++++ RECORDS FOR THIS EXERCISE

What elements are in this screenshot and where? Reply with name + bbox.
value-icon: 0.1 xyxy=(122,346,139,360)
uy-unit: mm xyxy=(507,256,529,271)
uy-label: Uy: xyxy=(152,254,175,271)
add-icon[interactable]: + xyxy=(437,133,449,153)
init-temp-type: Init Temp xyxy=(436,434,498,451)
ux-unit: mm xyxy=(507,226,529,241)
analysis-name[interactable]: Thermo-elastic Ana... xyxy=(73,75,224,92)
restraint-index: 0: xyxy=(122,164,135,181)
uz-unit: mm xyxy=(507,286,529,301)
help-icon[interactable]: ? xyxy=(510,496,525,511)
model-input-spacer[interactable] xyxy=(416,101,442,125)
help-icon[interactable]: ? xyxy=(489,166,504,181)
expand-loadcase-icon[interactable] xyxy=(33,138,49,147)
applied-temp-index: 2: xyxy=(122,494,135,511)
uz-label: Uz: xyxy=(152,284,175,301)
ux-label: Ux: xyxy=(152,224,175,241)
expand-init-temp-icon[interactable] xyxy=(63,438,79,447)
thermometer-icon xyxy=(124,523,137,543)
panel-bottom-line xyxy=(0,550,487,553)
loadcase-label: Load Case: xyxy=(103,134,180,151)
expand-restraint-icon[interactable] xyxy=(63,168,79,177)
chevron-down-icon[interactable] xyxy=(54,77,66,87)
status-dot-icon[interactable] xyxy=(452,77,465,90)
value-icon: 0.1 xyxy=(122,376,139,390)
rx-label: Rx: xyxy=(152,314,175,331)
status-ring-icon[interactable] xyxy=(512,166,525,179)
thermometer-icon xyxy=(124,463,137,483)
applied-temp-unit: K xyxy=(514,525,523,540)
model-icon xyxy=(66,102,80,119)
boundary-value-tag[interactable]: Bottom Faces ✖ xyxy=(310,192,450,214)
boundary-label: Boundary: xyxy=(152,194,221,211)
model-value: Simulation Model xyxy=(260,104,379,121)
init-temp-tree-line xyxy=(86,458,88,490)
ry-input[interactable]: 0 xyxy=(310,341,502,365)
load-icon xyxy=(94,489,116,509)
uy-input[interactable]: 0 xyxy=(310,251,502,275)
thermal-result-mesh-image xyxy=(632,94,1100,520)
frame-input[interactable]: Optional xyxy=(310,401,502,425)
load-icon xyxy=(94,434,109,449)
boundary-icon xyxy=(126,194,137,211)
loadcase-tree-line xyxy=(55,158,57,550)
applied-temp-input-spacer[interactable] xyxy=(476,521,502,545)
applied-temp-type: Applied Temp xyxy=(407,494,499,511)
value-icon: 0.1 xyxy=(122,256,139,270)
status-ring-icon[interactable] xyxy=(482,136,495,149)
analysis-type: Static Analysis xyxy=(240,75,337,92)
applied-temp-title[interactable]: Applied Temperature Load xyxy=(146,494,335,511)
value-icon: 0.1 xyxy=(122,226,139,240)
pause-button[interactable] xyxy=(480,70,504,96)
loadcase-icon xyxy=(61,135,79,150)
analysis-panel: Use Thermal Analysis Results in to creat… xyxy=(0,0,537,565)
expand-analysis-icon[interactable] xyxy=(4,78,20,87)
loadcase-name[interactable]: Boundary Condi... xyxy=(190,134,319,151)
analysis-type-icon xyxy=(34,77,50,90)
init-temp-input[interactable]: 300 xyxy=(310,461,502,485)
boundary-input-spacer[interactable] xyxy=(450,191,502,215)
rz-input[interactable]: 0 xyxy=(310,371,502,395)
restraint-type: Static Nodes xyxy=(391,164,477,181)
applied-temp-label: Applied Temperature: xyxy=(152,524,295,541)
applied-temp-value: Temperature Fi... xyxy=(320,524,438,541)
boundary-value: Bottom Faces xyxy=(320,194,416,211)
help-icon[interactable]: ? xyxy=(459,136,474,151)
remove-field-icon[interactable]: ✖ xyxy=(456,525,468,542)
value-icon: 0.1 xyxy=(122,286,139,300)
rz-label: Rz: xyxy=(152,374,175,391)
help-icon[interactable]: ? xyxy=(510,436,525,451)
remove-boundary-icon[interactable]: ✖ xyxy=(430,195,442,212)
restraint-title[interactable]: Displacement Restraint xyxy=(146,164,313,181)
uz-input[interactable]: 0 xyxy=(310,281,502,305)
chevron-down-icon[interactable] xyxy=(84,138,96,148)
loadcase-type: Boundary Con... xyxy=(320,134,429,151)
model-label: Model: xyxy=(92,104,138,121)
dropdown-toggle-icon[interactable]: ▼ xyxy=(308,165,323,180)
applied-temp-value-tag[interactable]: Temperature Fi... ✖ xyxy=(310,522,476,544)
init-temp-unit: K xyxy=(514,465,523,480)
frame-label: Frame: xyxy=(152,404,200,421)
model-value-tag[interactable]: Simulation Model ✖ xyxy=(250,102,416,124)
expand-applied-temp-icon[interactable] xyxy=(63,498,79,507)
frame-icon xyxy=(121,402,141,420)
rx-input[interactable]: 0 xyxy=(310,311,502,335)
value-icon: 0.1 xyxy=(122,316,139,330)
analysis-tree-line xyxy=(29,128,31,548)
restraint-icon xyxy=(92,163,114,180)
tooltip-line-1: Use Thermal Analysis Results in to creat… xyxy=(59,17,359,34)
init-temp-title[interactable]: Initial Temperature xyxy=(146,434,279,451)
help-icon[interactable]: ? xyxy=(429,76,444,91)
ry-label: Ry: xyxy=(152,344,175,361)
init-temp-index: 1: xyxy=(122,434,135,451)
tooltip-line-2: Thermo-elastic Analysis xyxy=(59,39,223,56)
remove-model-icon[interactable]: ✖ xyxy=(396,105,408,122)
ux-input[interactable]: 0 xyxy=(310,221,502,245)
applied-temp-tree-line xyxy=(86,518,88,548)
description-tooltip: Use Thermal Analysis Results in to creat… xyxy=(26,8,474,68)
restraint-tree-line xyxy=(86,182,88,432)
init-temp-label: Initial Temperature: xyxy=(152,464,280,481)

++++++++

### WORK TO BE COMPLETED
Please copy out the rows without any change, starting at the first row and stopping after the row that contains "expand-init-temp-icon[interactable] xyxy=(63,438,79,447)".

### IN RESPONSE
What elements are in this screenshot and where? Reply with name + bbox.
value-icon: 0.1 xyxy=(122,346,139,360)
uy-unit: mm xyxy=(507,256,529,271)
uy-label: Uy: xyxy=(152,254,175,271)
add-icon[interactable]: + xyxy=(437,133,449,153)
init-temp-type: Init Temp xyxy=(436,434,498,451)
ux-unit: mm xyxy=(507,226,529,241)
analysis-name[interactable]: Thermo-elastic Ana... xyxy=(73,75,224,92)
restraint-index: 0: xyxy=(122,164,135,181)
uz-unit: mm xyxy=(507,286,529,301)
help-icon[interactable]: ? xyxy=(510,496,525,511)
model-input-spacer[interactable] xyxy=(416,101,442,125)
help-icon[interactable]: ? xyxy=(489,166,504,181)
expand-loadcase-icon[interactable] xyxy=(33,138,49,147)
applied-temp-index: 2: xyxy=(122,494,135,511)
uz-label: Uz: xyxy=(152,284,175,301)
ux-label: Ux: xyxy=(152,224,175,241)
expand-init-temp-icon[interactable] xyxy=(63,438,79,447)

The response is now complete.